▸ What to produce:
Find the lines holding the string "calme" in the data, then copy all of them.

— START Dataset records —

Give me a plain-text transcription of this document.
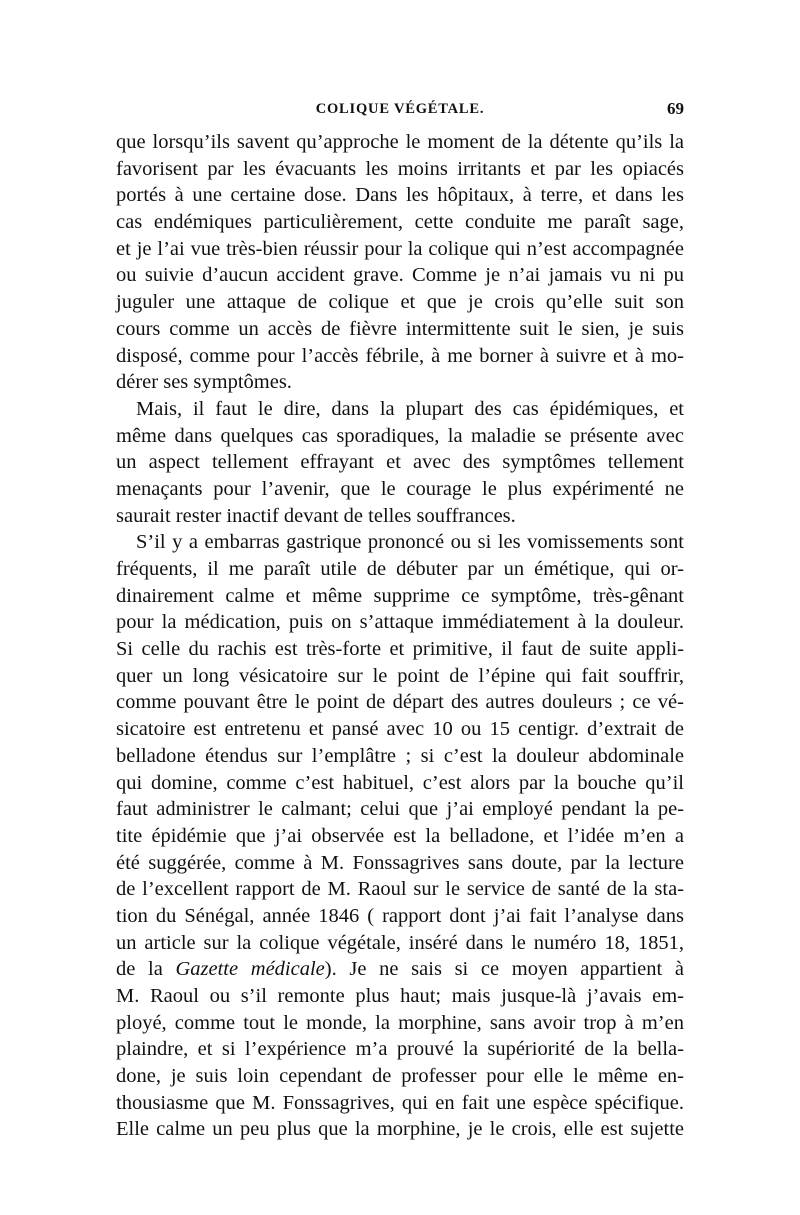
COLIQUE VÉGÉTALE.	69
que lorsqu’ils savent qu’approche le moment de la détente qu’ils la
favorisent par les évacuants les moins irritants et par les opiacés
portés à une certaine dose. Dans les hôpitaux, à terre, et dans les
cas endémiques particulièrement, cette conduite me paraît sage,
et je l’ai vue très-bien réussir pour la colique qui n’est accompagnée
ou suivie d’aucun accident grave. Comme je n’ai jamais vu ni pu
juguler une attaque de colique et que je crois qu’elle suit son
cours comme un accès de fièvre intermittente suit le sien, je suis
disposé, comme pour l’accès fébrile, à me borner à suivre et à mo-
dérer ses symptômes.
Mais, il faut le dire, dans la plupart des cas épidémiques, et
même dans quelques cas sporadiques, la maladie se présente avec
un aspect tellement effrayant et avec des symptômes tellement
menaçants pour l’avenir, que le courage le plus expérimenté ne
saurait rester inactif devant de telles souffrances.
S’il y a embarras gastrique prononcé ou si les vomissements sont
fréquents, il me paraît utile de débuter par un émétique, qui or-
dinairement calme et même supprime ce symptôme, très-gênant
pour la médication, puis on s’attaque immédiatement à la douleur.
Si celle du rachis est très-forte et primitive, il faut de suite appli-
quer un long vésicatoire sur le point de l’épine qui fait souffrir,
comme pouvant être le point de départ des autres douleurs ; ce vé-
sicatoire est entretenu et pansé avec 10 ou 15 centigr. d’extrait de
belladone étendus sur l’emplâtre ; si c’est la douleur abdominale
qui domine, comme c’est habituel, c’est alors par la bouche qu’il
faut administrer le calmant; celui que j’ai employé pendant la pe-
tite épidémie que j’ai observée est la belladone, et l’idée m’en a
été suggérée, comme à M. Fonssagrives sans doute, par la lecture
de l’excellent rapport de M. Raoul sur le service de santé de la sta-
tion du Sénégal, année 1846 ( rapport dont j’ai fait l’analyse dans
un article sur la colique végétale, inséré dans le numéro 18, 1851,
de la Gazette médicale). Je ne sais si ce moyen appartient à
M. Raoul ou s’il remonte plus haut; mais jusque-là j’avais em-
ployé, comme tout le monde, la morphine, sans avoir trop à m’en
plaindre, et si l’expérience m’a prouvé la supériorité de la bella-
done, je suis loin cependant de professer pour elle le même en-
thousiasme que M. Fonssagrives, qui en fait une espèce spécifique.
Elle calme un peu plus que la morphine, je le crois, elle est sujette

— END Dataset records —
— START Dataset records —

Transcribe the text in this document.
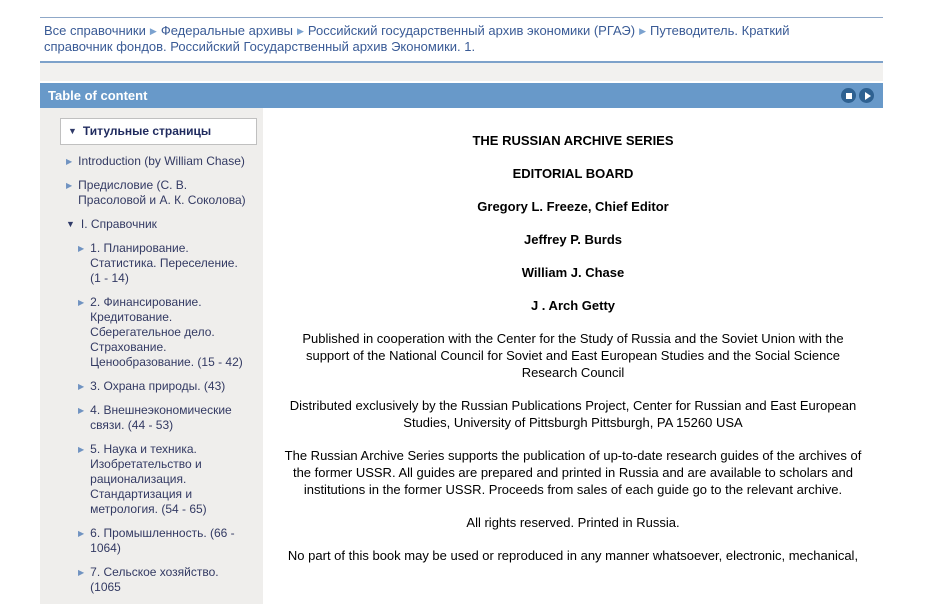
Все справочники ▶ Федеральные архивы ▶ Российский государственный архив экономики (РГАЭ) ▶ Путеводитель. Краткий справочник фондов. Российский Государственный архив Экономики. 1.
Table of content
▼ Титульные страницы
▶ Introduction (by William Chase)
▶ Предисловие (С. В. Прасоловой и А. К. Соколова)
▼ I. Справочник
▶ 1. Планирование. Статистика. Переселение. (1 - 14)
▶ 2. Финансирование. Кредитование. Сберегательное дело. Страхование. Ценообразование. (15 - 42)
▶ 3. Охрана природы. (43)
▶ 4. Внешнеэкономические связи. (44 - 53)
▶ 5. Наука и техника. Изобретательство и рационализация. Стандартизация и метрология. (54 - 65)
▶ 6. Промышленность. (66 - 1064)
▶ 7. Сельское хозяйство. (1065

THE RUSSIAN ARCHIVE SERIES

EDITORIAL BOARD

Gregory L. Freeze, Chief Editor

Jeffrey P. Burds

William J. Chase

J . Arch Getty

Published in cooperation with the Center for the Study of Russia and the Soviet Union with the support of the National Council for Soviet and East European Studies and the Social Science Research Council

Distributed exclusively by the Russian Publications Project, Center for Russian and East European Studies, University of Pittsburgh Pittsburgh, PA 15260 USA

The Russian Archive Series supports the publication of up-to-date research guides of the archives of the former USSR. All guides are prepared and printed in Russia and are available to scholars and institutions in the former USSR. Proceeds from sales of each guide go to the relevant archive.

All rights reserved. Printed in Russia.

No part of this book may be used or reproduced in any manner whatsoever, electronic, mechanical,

— END Dataset records —

▸ Full output:
dinairement calme et même supprime ce symptôme, très-gênant
Elle calme un peu plus que la morphine, je le crois, elle est sujette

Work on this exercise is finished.